Directions
A. In the passage about the man in black at Bolotnaya Square, condense the paragraph beginning "Read Dmitry Borko’s analysis" into a short list that keeps its main facts.
B. Carry on the passage about the man in black at Bolotnaya Square, picking up after its final sentence.

I also do not remember this tent being set up. (Although I cannot vouch for the fact it is the same tent I saw.) Photo courtesy of Yevgeny Feldman and Novaya Gazeta

The man in the photos bears no resemblance to the real Dmitry Buchenkov.

Dmitry Buchenkov. Photo courtesy of ad-sr.info
The man in black (left) and Buchenkov. Their noses and chins are shaped completely differently.

Read Dmitry Borko’s analysis for a detailed comparision of photographs of Buchenkov and the man in black. A criminal expert, cited by Borko, is certain that Buchenkov and the man in black are different people. Borko also lists psychological and political inconsistencies. Indeed, why did it take the police three and a half years to find an activist whose identity had long been know to them if photos and videos of him at Bolotnaya Square were, allegedly, plastered all over the Internet? I would remind you that Maxim Luzynanin, who was wearing a mask the whole time on May 6 and was virtually unknown within the protest movement, was located by police in May 2012.

The man in black felt quite at ease on Bolotnaya Square. He hit policemen, threw them on the pavement, tossed glass bottles at them, sprayed them with pepper spray, and overturned toilets. He clearly sensed his own impunity.

Image-based layout entries
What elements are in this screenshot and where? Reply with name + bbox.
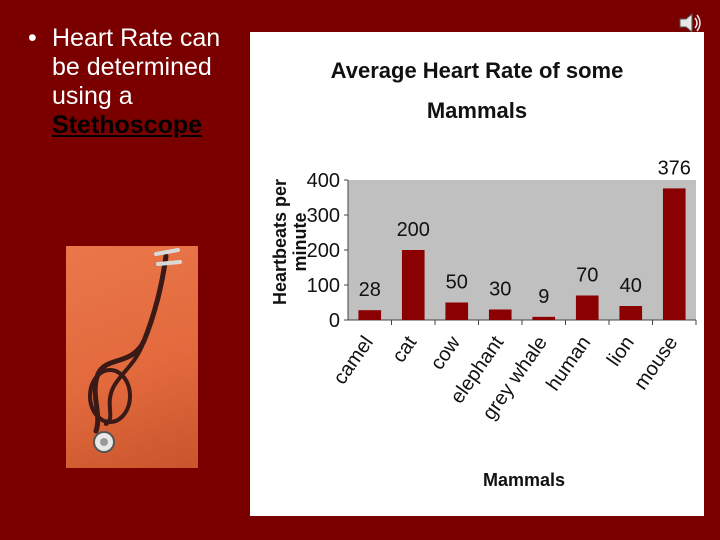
data-label: 50 (446, 272, 468, 294)
data-label: 70 (576, 265, 598, 287)
data-label: 9 (538, 286, 549, 308)
chart-panel: Average Heart Rate of some Mammals Heart… (250, 32, 704, 516)
category-label: mouse (630, 332, 682, 394)
bullet-text-body: Heart Rate can be determined using a (52, 24, 221, 110)
bar-grey-whale (532, 316, 556, 320)
y-axis-label-line-2: minute (290, 212, 310, 271)
bullet-symbol: • (28, 24, 37, 52)
x-axis-label: Mammals (483, 470, 565, 490)
bullet-text: Heart Rate can be determined using a Ste… (52, 24, 242, 140)
category-label: cow (426, 332, 465, 374)
bar-elephant (488, 309, 512, 320)
data-label: 40 (620, 275, 642, 297)
stethoscope-link[interactable]: Stethoscope (52, 111, 203, 139)
chart-title-line-1: Average Heart Rate of some (331, 58, 624, 83)
data-label: 200 (397, 219, 430, 241)
y-tick-label: 300 (307, 205, 340, 227)
y-tick-label: 200 (307, 240, 340, 262)
bar-lion (619, 306, 643, 320)
bar-camel (358, 310, 382, 320)
y-tick-label: 0 (329, 310, 340, 332)
plot-area (348, 180, 696, 320)
bar-cow (445, 302, 469, 320)
stethoscope-image (66, 246, 198, 468)
bar-mouse (662, 188, 686, 320)
speaker-icon[interactable] (678, 12, 702, 34)
y-tick-label: 400 (307, 170, 340, 192)
bar-cat (401, 250, 425, 320)
chart-title-line-2: Mammals (427, 98, 527, 123)
y-axis-label-line-1: Heartbeats per (270, 179, 290, 305)
data-label: 28 (359, 279, 381, 301)
y-tick-label: 100 (307, 275, 340, 297)
category-label: lion (603, 332, 639, 370)
category-label: cat (388, 332, 422, 367)
category-label: camel (329, 332, 378, 388)
data-label: 376 (658, 157, 691, 179)
heart-rate-bar-chart: Average Heart Rate of some Mammals Heart… (270, 58, 697, 490)
category-label: human (542, 332, 595, 395)
data-label: 30 (489, 279, 511, 301)
bar-human (575, 295, 599, 320)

Answers for the exercise
A.
- Dmitry Borko's analysis gives a detailed comparison of photographs of Buchenkov and the man in black.
- A criminal expert cited by Borko is certain the two are different people.
- Borko also lists psychological and political inconsistencies.
- The police had long known Buchenkov's identity, yet they took three and a half years to find him, even though photos and videos of him at Bolotnaya Square were allegedly all over the Internet.
- By contrast, police located Maxim Luzynanin in May 2012. He had worn a mask the whole time on May 6 and was virtually unknown in the protest movement.

B.
Photo courtesy of Yevgeny Gurko and OpenSpace.ru

As someone who has long been involved in protests and grassroots movements, I can say such behavior is virtually impossible for a very experienced activist. Anarchists and anti-fascists quite often cover their faces even at authorized rallies where nothing illegal is happening. Approximately half of civil society’s work involves defending unjustly accused comrades and political prisoners. Every longstanding activist (such as Buchenkov) is well aware that if activists with no ties to the authorities give them the slightest excuse, they will be jailed instantly, while even if they give them no excuse, the authorities will fabricate a case against them. It is obvious to me that no opposition activist could have behaved with such flagrant impunity. That means he could have been someone linked to the authorities, whose safety had been ensured in advance and who was handsomely remunerated. I do not believe he was a random person, because he was clearly well trained to do what he did. He avoided arrest and was armed with a pepper spray can. (For some reason, however, he did not wear a mask.) Civic activists clearly have nowhere to go where they could do such training. I think the man could only have been a specially trained intelligence officer, and this explains why he could not be found (probably because no one looked for him). It is another question why Buchenkov had to take the man in black’s place. It is quite possible the authorities want to put pressure on protest movement activists in the run-up to September’s parliamentary elections. (They are ready to jail anarchists and anti-fascists any time.) Besides, it is quite possible the security agencies do not always coordinate their actions, and arresting another man was a clear miscalculation on their part.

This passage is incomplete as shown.